EXTRACTED RECORDS:
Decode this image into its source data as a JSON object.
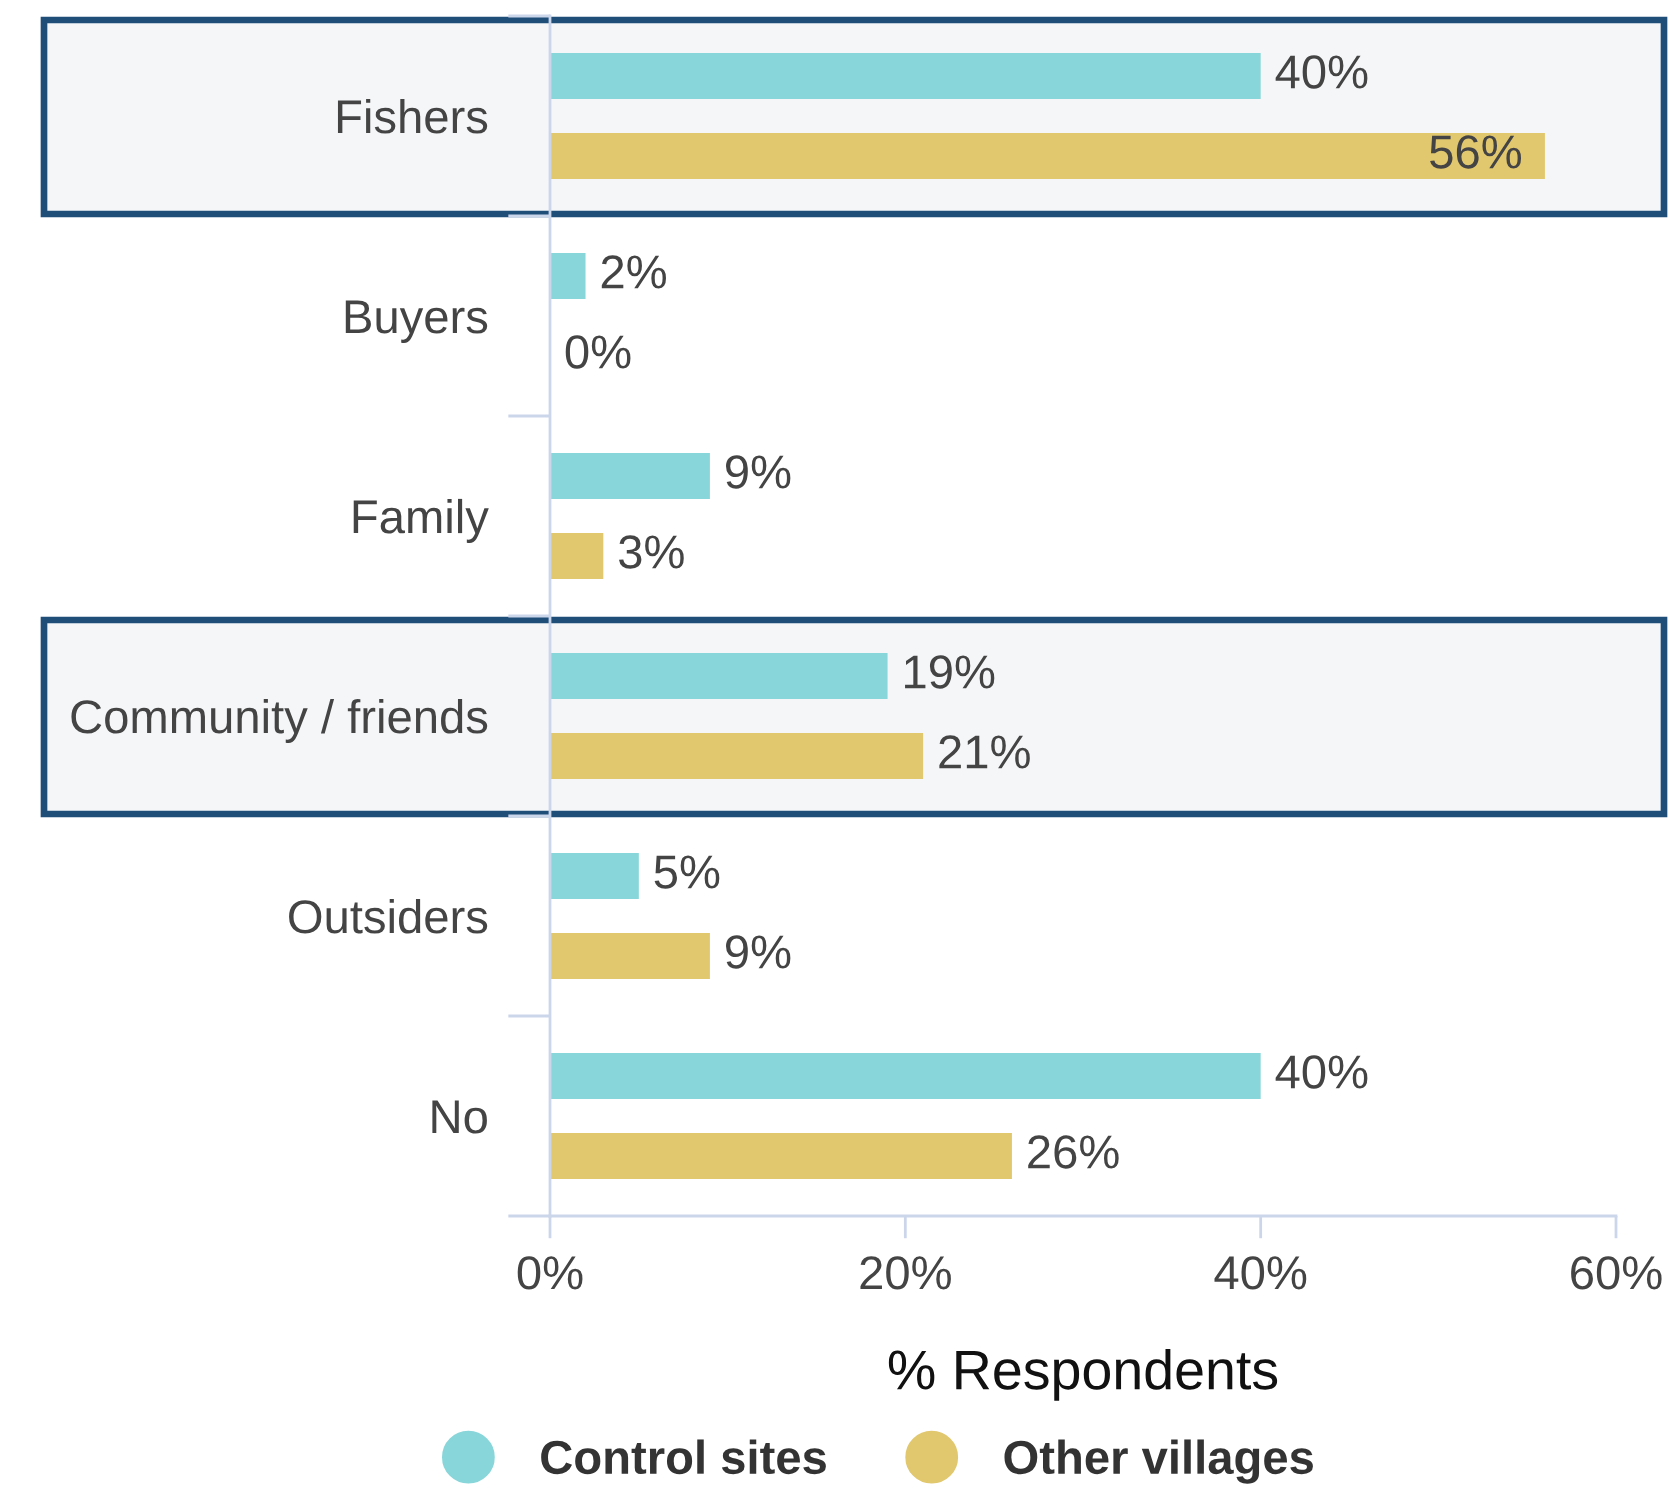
{
  "chart_data": {
    "type": "bar",
    "orientation": "horizontal",
    "categories": [
      "Fishers",
      "Buyers",
      "Family",
      "Community / friends",
      "Outsiders",
      "No"
    ],
    "series": [
      {
        "name": "Control sites",
        "color": "#88d6da",
        "values": [
          40,
          2,
          9,
          19,
          5,
          40
        ],
        "value_labels": [
          "40%",
          "2%",
          "9%",
          "19%",
          "5%",
          "40%"
        ]
      },
      {
        "name": "Other villages",
        "color": "#e1c76e",
        "values": [
          56,
          0,
          3,
          21,
          9,
          26
        ],
        "value_labels": [
          "56%",
          "0%",
          "3%",
          "21%",
          "9%",
          "26%"
        ]
      }
    ],
    "xlabel": "% Respondents",
    "xlim": [
      0,
      60
    ],
    "xticks": [
      {
        "value": 0,
        "label": "0%"
      },
      {
        "value": 20,
        "label": "20%"
      },
      {
        "value": 40,
        "label": "40%"
      },
      {
        "value": 60,
        "label": "60%"
      }
    ],
    "bands": [
      {
        "axis": "y",
        "from": "Fishers",
        "to": "Fishers",
        "color": "#1f4e79"
      },
      {
        "axis": "y",
        "from": "Community / friends",
        "to": "Community / friends",
        "color": "#1f4e79"
      }
    ],
    "grid": false,
    "legend": "bottom"
  }
}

OBJECTIVE: Without the pictures, repeat the listing above exactly.

ANSWER FOR THE TASK:
Decode this image into its source data as a JSON object.
{
  "chart_data": {
    "type": "bar",
    "orientation": "horizontal",
    "categories": [
      "Fishers",
      "Buyers",
      "Family",
      "Community / friends",
      "Outsiders",
      "No"
    ],
    "series": [
      {
        "name": "Control sites",
        "color": "#88d6da",
        "values": [
          40,
          2,
          9,
          19,
          5,
          40
        ],
        "value_labels": [
          "40%",
          "2%",
          "9%",
          "19%",
          "5%",
          "40%"
        ]
      },
      {
        "name": "Other villages",
        "color": "#e1c76e",
        "values": [
          56,
          0,
          3,
          21,
          9,
          26
        ],
        "value_labels": [
          "56%",
          "0%",
          "3%",
          "21%",
          "9%",
          "26%"
        ]
      }
    ],
    "xlabel": "% Respondents",
    "xlim": [
      0,
      60
    ],
    "xticks": [
      {
        "value": 0,
        "label": "0%"
      },
      {
        "value": 20,
        "label": "20%"
      },
      {
        "value": 40,
        "label": "40%"
      },
      {
        "value": 60,
        "label": "60%"
      }
    ],
    "bands": [
      {
        "axis": "y",
        "from": "Fishers",
        "to": "Fishers",
        "color": "#1f4e79"
      },
      {
        "axis": "y",
        "from": "Community / friends",
        "to": "Community / friends",
        "color": "#1f4e79"
      }
    ],
    "grid": false,
    "legend": "bottom"
  }
}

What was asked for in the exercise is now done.